WHAT YOU ARE ASKED TO DO: Gather every line in the records below that contains the word "this".

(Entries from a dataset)
※

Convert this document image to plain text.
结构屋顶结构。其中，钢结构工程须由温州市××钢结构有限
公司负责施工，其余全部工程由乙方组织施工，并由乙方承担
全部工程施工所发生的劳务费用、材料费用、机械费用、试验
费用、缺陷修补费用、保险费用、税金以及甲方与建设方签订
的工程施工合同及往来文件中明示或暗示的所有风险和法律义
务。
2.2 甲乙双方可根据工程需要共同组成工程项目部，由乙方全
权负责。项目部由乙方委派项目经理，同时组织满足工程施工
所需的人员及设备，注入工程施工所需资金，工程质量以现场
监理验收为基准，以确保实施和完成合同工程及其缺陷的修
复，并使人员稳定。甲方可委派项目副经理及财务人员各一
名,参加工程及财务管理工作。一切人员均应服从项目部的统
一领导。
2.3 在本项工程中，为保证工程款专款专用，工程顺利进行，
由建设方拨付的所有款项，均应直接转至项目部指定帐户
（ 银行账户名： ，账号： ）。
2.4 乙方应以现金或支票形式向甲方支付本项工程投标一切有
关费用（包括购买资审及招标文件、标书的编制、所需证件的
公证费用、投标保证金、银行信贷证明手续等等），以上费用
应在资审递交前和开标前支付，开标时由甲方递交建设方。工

※

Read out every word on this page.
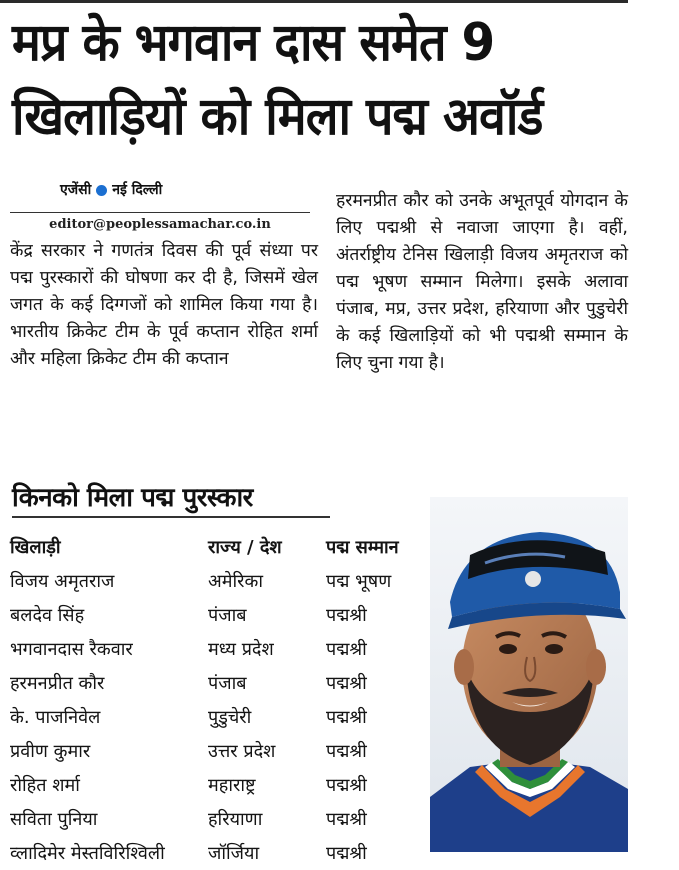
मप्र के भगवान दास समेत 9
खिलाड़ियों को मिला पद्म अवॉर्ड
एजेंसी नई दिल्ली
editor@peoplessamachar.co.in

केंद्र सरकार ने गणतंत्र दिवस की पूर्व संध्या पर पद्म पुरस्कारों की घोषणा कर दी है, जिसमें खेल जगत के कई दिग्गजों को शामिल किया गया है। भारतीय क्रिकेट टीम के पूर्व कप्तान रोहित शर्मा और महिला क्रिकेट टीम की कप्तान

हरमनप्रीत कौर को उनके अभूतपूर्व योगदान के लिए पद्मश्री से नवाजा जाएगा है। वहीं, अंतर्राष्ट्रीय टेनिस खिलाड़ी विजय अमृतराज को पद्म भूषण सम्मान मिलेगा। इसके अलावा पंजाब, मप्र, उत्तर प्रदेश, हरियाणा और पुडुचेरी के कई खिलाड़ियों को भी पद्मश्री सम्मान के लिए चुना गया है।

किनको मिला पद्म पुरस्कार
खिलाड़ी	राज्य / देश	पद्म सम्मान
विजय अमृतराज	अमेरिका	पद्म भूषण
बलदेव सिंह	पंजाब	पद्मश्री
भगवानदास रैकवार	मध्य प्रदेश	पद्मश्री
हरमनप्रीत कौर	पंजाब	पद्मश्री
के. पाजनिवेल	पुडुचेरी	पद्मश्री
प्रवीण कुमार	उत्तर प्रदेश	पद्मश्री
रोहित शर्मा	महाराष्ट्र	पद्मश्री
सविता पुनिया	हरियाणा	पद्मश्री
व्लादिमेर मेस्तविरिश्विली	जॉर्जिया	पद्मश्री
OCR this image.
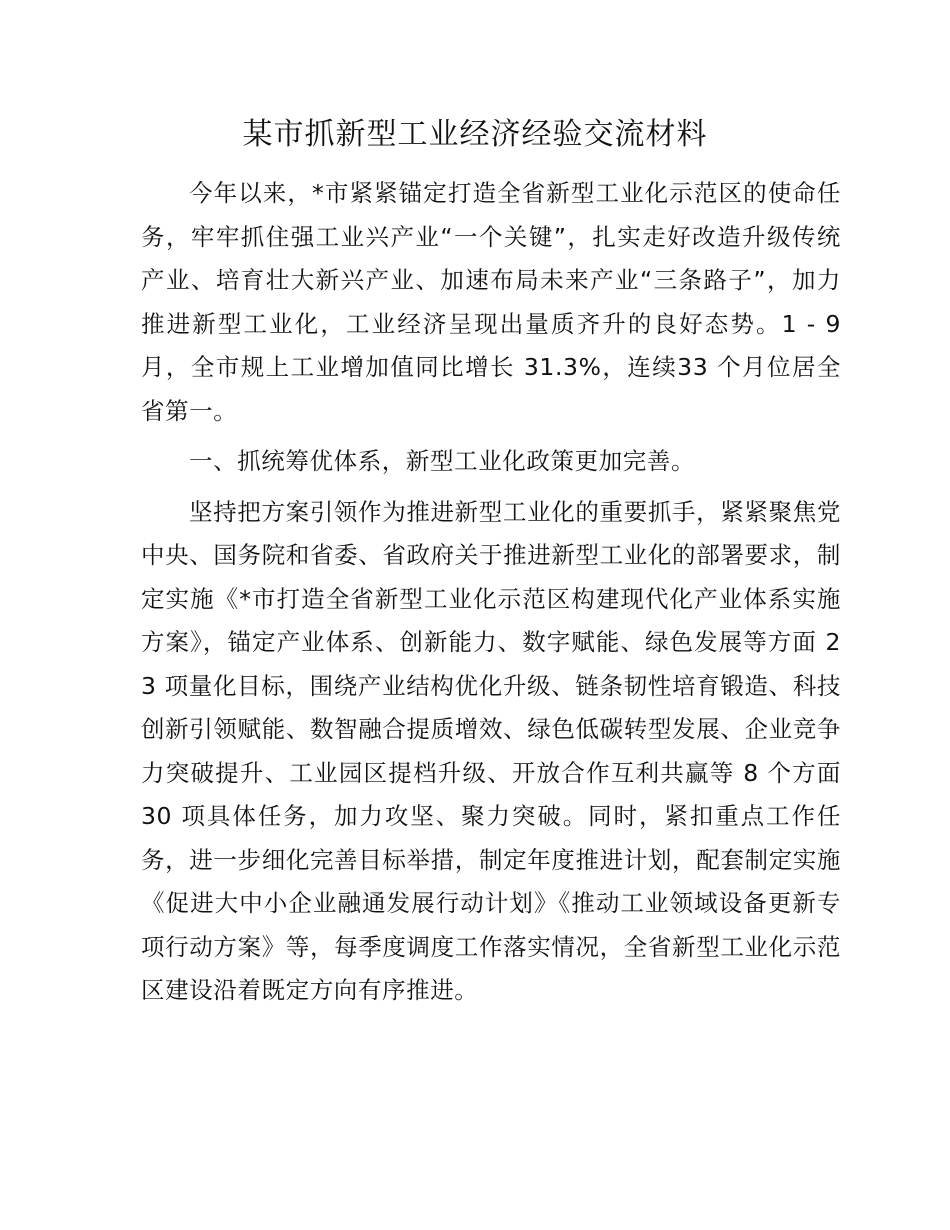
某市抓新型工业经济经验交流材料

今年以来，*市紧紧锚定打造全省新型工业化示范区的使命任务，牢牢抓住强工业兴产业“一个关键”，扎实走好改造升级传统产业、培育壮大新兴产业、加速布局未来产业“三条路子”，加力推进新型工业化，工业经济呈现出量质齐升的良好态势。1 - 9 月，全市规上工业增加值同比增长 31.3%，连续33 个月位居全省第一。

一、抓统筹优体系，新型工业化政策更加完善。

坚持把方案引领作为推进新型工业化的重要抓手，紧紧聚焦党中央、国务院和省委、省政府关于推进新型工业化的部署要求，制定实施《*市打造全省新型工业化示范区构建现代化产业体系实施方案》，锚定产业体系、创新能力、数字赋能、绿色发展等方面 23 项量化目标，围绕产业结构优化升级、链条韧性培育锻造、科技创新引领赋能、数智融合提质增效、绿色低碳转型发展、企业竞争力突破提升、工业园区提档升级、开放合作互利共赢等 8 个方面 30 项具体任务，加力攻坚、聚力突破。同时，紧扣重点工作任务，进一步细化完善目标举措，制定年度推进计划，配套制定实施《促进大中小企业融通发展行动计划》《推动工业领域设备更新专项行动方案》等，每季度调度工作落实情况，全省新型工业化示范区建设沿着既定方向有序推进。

※

REPLY TO THE TASK:
Convert this document image to plain text.
Read out every word on this page.
OCR this image.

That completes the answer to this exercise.